▶ WHAT TO DO
Could you return every record below without changing a word?

▶ MATERIAL TO PROCESS
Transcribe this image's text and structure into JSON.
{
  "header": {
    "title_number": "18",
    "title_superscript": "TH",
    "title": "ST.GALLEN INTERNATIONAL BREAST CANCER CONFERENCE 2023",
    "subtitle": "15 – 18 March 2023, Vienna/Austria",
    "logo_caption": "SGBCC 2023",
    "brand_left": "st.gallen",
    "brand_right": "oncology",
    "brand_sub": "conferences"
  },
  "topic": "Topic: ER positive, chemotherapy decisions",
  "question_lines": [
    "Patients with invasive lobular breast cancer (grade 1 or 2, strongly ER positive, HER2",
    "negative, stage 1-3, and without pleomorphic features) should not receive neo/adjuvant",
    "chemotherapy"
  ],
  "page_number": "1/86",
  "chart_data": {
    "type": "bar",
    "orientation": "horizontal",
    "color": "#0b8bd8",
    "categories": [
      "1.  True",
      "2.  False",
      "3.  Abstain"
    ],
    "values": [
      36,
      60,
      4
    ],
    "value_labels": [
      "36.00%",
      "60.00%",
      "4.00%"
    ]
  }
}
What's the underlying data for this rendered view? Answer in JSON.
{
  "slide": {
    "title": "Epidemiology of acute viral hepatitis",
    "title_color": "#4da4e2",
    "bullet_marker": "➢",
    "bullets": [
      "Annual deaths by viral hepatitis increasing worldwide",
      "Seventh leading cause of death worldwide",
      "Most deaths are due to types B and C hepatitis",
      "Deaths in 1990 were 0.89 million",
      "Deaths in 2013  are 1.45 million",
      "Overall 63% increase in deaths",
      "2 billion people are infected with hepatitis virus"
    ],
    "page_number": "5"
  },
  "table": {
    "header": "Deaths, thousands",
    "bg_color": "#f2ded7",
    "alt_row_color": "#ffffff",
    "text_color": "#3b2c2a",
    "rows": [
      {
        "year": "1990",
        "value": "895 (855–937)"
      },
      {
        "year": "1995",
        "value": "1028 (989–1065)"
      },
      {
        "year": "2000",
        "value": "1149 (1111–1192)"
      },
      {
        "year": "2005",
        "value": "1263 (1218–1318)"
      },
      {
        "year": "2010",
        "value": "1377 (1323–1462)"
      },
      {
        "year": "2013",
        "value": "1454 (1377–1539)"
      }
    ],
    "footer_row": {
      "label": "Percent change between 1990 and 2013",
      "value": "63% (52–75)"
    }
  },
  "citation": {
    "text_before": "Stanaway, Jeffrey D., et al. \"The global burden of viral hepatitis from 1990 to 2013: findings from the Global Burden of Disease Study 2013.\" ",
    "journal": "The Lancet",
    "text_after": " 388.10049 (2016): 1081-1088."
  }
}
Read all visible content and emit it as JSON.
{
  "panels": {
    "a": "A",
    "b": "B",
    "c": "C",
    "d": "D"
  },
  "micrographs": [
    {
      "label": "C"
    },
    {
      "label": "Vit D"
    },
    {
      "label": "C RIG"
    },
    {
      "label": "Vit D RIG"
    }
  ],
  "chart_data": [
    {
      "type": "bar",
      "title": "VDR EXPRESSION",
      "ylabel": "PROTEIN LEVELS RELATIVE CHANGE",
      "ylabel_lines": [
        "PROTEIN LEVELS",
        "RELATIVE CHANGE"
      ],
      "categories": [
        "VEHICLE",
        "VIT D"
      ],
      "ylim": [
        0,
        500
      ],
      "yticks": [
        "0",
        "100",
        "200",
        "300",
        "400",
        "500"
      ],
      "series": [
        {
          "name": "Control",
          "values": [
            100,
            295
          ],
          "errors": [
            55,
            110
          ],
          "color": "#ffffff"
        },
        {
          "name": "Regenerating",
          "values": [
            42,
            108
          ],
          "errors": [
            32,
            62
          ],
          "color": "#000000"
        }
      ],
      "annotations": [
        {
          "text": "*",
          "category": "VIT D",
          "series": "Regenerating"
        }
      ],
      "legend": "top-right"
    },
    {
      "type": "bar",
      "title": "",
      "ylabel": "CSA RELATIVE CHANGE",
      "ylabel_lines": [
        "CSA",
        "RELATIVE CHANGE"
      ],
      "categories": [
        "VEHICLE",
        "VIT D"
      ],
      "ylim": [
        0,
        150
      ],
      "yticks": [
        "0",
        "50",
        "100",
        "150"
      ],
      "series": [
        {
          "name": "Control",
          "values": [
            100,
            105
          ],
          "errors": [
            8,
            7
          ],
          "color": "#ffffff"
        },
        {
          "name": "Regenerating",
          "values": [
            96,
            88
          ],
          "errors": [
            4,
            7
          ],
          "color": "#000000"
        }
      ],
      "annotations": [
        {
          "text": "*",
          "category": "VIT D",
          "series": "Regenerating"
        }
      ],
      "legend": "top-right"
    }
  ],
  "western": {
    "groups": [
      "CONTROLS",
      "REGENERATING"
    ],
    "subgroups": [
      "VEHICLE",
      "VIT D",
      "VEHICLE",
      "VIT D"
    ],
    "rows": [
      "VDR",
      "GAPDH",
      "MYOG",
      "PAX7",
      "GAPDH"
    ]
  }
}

▶ RESULT OF THE TASK
Transcribe this image's text and structure into JSON.
{
  "header": {
    "title_number": "18",
    "title_superscript": "TH",
    "title": "ST.GALLEN INTERNATIONAL BREAST CANCER CONFERENCE 2023",
    "subtitle": "15 – 18 March 2023, Vienna/Austria",
    "logo_caption": "SGBCC 2023",
    "brand_left": "st.gallen",
    "brand_right": "oncology",
    "brand_sub": "conferences"
  },
  "topic": "Topic: ER positive, chemotherapy decisions",
  "question_lines": [
    "Patients with invasive lobular breast cancer (grade 1 or 2, strongly ER positive, HER2",
    "negative, stage 1-3, and without pleomorphic features) should not receive neo/adjuvant",
    "chemotherapy"
  ],
  "page_number": "1/86",
  "chart_data": {
    "type": "bar",
    "orientation": "horizontal",
    "color": "#0b8bd8",
    "categories": [
      "1.  True",
      "2.  False",
      "3.  Abstain"
    ],
    "values": [
      36,
      60,
      4
    ],
    "value_labels": [
      "36.00%",
      "60.00%",
      "4.00%"
    ]
  }
}
What's the underlying data for this rendered view? Answer in JSON.
{
  "slide": {
    "title": "Epidemiology of acute viral hepatitis",
    "title_color": "#4da4e2",
    "bullet_marker": "➢",
    "bullets": [
      "Annual deaths by viral hepatitis increasing worldwide",
      "Seventh leading cause of death worldwide",
      "Most deaths are due to types B and C hepatitis",
      "Deaths in 1990 were 0.89 million",
      "Deaths in 2013  are 1.45 million",
      "Overall 63% increase in deaths",
      "2 billion people are infected with hepatitis virus"
    ],
    "page_number": "5"
  },
  "table": {
    "header": "Deaths, thousands",
    "bg_color": "#f2ded7",
    "alt_row_color": "#ffffff",
    "text_color": "#3b2c2a",
    "rows": [
      {
        "year": "1990",
        "value": "895 (855–937)"
      },
      {
        "year": "1995",
        "value": "1028 (989–1065)"
      },
      {
        "year": "2000",
        "value": "1149 (1111–1192)"
      },
      {
        "year": "2005",
        "value": "1263 (1218–1318)"
      },
      {
        "year": "2010",
        "value": "1377 (1323–1462)"
      },
      {
        "year": "2013",
        "value": "1454 (1377–1539)"
      }
    ],
    "footer_row": {
      "label": "Percent change between 1990 and 2013",
      "value": "63% (52–75)"
    }
  },
  "citation": {
    "text_before": "Stanaway, Jeffrey D., et al. \"The global burden of viral hepatitis from 1990 to 2013: findings from the Global Burden of Disease Study 2013.\" ",
    "journal": "The Lancet",
    "text_after": " 388.10049 (2016): 1081-1088."
  }
}
Read all visible content and emit it as JSON.
{
  "panels": {
    "a": "A",
    "b": "B",
    "c": "C",
    "d": "D"
  },
  "micrographs": [
    {
      "label": "C"
    },
    {
      "label": "Vit D"
    },
    {
      "label": "C RIG"
    },
    {
      "label": "Vit D RIG"
    }
  ],
  "chart_data": [
    {
      "type": "bar",
      "title": "VDR EXPRESSION",
      "ylabel": "PROTEIN LEVELS RELATIVE CHANGE",
      "ylabel_lines": [
        "PROTEIN LEVELS",
        "RELATIVE CHANGE"
      ],
      "categories": [
        "VEHICLE",
        "VIT D"
      ],
      "ylim": [
        0,
        500
      ],
      "yticks": [
        "0",
        "100",
        "200",
        "300",
        "400",
        "500"
      ],
      "series": [
        {
          "name": "Control",
          "values": [
            100,
            295
          ],
          "errors": [
            55,
            110
          ],
          "color": "#ffffff"
        },
        {
          "name": "Regenerating",
          "values": [
            42,
            108
          ],
          "errors": [
            32,
            62
          ],
          "color": "#000000"
        }
      ],
      "annotations": [
        {
          "text": "*",
          "category": "VIT D",
          "series": "Regenerating"
        }
      ],
      "legend": "top-right"
    },
    {
      "type": "bar",
      "title": "",
      "ylabel": "CSA RELATIVE CHANGE",
      "ylabel_lines": [
        "CSA",
        "RELATIVE CHANGE"
      ],
      "categories": [
        "VEHICLE",
        "VIT D"
      ],
      "ylim": [
        0,
        150
      ],
      "yticks": [
        "0",
        "50",
        "100",
        "150"
      ],
      "series": [
        {
          "name": "Control",
          "values": [
            100,
            105
          ],
          "errors": [
            8,
            7
          ],
          "color": "#ffffff"
        },
        {
          "name": "Regenerating",
          "values": [
            96,
            88
          ],
          "errors": [
            4,
            7
          ],
          "color": "#000000"
        }
      ],
      "annotations": [
        {
          "text": "*",
          "category": "VIT D",
          "series": "Regenerating"
        }
      ],
      "legend": "top-right"
    }
  ],
  "western": {
    "groups": [
      "CONTROLS",
      "REGENERATING"
    ],
    "subgroups": [
      "VEHICLE",
      "VIT D",
      "VEHICLE",
      "VIT D"
    ],
    "rows": [
      "VDR",
      "GAPDH",
      "MYOG",
      "PAX7",
      "GAPDH"
    ]
  }
}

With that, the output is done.